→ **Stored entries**
* * *
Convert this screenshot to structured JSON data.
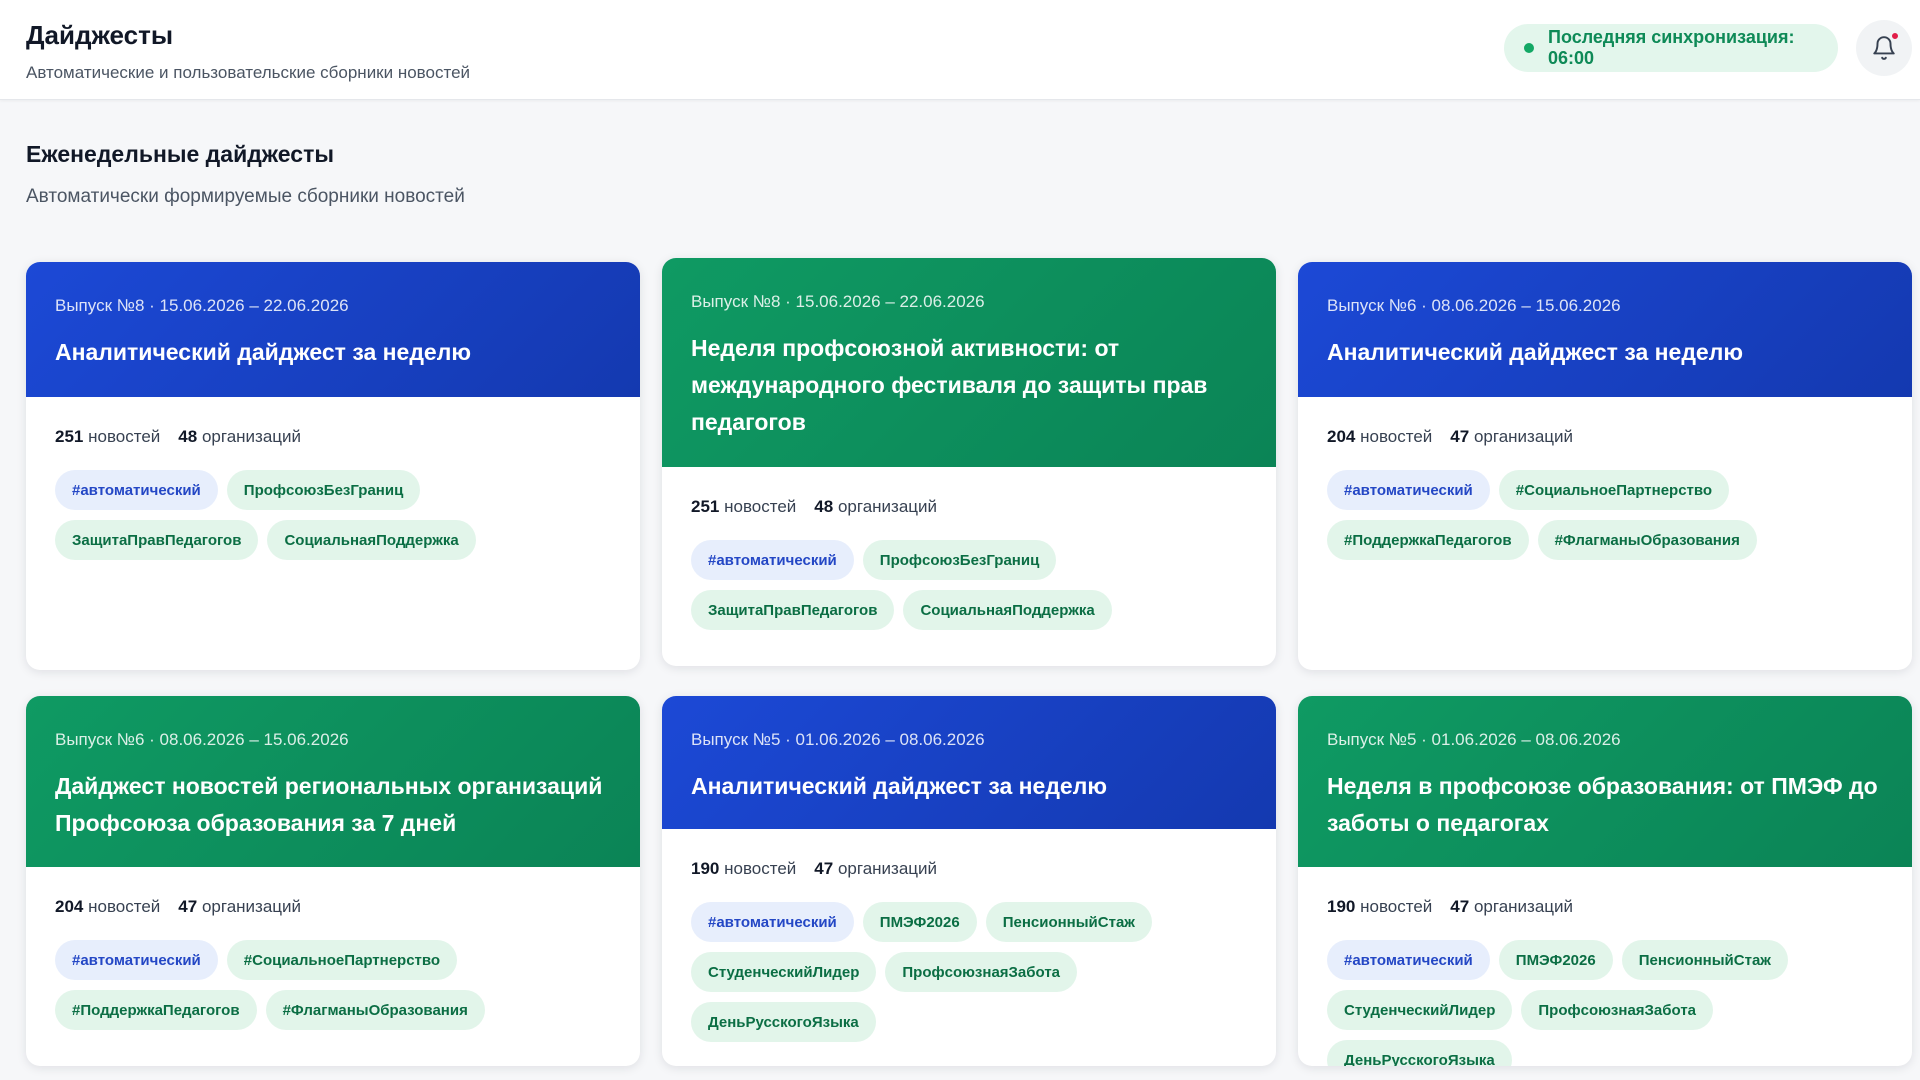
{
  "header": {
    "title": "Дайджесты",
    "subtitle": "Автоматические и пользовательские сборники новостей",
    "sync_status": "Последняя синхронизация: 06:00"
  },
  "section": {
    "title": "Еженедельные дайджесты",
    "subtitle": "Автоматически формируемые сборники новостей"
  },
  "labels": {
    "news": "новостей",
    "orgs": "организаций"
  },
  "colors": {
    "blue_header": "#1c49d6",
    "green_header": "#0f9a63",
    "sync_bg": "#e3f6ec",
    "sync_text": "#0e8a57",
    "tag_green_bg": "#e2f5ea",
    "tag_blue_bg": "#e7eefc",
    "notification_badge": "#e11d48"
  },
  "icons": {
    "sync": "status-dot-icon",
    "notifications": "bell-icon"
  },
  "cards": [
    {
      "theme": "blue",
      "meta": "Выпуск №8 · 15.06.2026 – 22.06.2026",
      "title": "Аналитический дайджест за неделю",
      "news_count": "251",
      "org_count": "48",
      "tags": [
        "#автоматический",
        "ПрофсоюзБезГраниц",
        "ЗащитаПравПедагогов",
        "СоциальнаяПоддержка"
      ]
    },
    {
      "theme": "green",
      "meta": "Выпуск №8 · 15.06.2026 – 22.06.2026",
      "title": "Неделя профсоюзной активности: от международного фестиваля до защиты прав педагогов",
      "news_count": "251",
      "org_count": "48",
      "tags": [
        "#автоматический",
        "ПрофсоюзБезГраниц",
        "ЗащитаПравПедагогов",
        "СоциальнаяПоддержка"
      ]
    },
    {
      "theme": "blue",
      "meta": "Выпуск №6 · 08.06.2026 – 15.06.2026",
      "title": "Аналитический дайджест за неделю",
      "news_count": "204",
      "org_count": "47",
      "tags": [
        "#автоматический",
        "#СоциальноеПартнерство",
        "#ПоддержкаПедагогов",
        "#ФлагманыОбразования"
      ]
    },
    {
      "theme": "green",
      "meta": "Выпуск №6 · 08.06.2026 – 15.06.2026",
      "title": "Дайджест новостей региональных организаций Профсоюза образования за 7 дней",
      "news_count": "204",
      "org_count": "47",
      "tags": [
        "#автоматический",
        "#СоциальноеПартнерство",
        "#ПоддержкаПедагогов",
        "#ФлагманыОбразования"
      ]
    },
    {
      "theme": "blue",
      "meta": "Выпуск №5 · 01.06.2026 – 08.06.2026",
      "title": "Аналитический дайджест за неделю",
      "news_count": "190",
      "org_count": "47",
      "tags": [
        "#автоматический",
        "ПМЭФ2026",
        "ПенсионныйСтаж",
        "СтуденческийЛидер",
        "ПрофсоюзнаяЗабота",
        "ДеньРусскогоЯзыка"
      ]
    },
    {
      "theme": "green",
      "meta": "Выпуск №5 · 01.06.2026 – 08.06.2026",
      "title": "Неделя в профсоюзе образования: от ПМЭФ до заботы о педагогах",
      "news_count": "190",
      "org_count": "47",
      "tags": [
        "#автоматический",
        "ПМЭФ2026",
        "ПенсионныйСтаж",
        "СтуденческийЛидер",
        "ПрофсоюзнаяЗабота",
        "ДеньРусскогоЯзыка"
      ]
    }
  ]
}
* * *
→ **Exercise requirements**
Strip out the pictures and quote the remaining data word for word.

→ **The solution**
Convert this screenshot to structured JSON data.
{
  "header": {
    "title": "Дайджесты",
    "subtitle": "Автоматические и пользовательские сборники новостей",
    "sync_status": "Последняя синхронизация: 06:00"
  },
  "section": {
    "title": "Еженедельные дайджесты",
    "subtitle": "Автоматически формируемые сборники новостей"
  },
  "labels": {
    "news": "новостей",
    "orgs": "организаций"
  },
  "colors": {
    "blue_header": "#1c49d6",
    "green_header": "#0f9a63",
    "sync_bg": "#e3f6ec",
    "sync_text": "#0e8a57",
    "tag_green_bg": "#e2f5ea",
    "tag_blue_bg": "#e7eefc",
    "notification_badge": "#e11d48"
  },
  "icons": {
    "sync": "status-dot-icon",
    "notifications": "bell-icon"
  },
  "cards": [
    {
      "theme": "blue",
      "meta": "Выпуск №8 · 15.06.2026 – 22.06.2026",
      "title": "Аналитический дайджест за неделю",
      "news_count": "251",
      "org_count": "48",
      "tags": [
        "#автоматический",
        "ПрофсоюзБезГраниц",
        "ЗащитаПравПедагогов",
        "СоциальнаяПоддержка"
      ]
    },
    {
      "theme": "green",
      "meta": "Выпуск №8 · 15.06.2026 – 22.06.2026",
      "title": "Неделя профсоюзной активности: от международного фестиваля до защиты прав педагогов",
      "news_count": "251",
      "org_count": "48",
      "tags": [
        "#автоматический",
        "ПрофсоюзБезГраниц",
        "ЗащитаПравПедагогов",
        "СоциальнаяПоддержка"
      ]
    },
    {
      "theme": "blue",
      "meta": "Выпуск №6 · 08.06.2026 – 15.06.2026",
      "title": "Аналитический дайджест за неделю",
      "news_count": "204",
      "org_count": "47",
      "tags": [
        "#автоматический",
        "#СоциальноеПартнерство",
        "#ПоддержкаПедагогов",
        "#ФлагманыОбразования"
      ]
    },
    {
      "theme": "green",
      "meta": "Выпуск №6 · 08.06.2026 – 15.06.2026",
      "title": "Дайджест новостей региональных организаций Профсоюза образования за 7 дней",
      "news_count": "204",
      "org_count": "47",
      "tags": [
        "#автоматический",
        "#СоциальноеПартнерство",
        "#ПоддержкаПедагогов",
        "#ФлагманыОбразования"
      ]
    },
    {
      "theme": "blue",
      "meta": "Выпуск №5 · 01.06.2026 – 08.06.2026",
      "title": "Аналитический дайджест за неделю",
      "news_count": "190",
      "org_count": "47",
      "tags": [
        "#автоматический",
        "ПМЭФ2026",
        "ПенсионныйСтаж",
        "СтуденческийЛидер",
        "ПрофсоюзнаяЗабота",
        "ДеньРусскогоЯзыка"
      ]
    },
    {
      "theme": "green",
      "meta": "Выпуск №5 · 01.06.2026 – 08.06.2026",
      "title": "Неделя в профсоюзе образования: от ПМЭФ до заботы о педагогах",
      "news_count": "190",
      "org_count": "47",
      "tags": [
        "#автоматический",
        "ПМЭФ2026",
        "ПенсионныйСтаж",
        "СтуденческийЛидер",
        "ПрофсоюзнаяЗабота",
        "ДеньРусскогоЯзыка"
      ]
    }
  ]
}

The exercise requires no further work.